* Problem description: Look through the records below and give the number of lines holding the string "name", nothing more.

=== Supplied material ===

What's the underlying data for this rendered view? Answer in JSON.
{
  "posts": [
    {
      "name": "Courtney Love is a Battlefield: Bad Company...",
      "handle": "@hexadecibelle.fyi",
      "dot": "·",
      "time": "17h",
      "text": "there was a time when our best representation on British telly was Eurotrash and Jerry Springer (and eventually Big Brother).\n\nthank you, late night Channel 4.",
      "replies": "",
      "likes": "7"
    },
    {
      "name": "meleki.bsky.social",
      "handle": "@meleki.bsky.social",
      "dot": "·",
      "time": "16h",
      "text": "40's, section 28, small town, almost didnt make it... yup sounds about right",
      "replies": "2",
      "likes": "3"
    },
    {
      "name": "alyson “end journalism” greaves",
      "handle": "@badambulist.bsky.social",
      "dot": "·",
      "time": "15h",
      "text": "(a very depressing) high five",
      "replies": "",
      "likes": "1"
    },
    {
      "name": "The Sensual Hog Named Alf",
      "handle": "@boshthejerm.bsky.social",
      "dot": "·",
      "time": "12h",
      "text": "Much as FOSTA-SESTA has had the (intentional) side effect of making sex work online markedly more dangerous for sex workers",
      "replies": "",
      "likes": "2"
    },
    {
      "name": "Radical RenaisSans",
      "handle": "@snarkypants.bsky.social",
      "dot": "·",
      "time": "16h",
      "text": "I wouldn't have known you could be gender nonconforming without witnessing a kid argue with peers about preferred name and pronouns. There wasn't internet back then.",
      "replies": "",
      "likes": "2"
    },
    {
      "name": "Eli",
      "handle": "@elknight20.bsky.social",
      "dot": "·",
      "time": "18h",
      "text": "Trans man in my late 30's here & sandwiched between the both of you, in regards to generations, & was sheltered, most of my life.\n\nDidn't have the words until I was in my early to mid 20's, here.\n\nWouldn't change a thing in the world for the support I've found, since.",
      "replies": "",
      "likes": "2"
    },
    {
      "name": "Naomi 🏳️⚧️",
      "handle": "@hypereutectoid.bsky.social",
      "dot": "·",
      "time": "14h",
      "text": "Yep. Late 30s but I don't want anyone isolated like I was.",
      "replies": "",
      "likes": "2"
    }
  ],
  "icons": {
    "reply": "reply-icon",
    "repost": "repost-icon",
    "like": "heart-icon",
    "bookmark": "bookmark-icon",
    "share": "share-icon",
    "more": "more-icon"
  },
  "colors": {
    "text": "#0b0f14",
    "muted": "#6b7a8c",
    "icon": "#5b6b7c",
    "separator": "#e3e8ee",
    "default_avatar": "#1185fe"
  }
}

===

* Response to this exercise: 8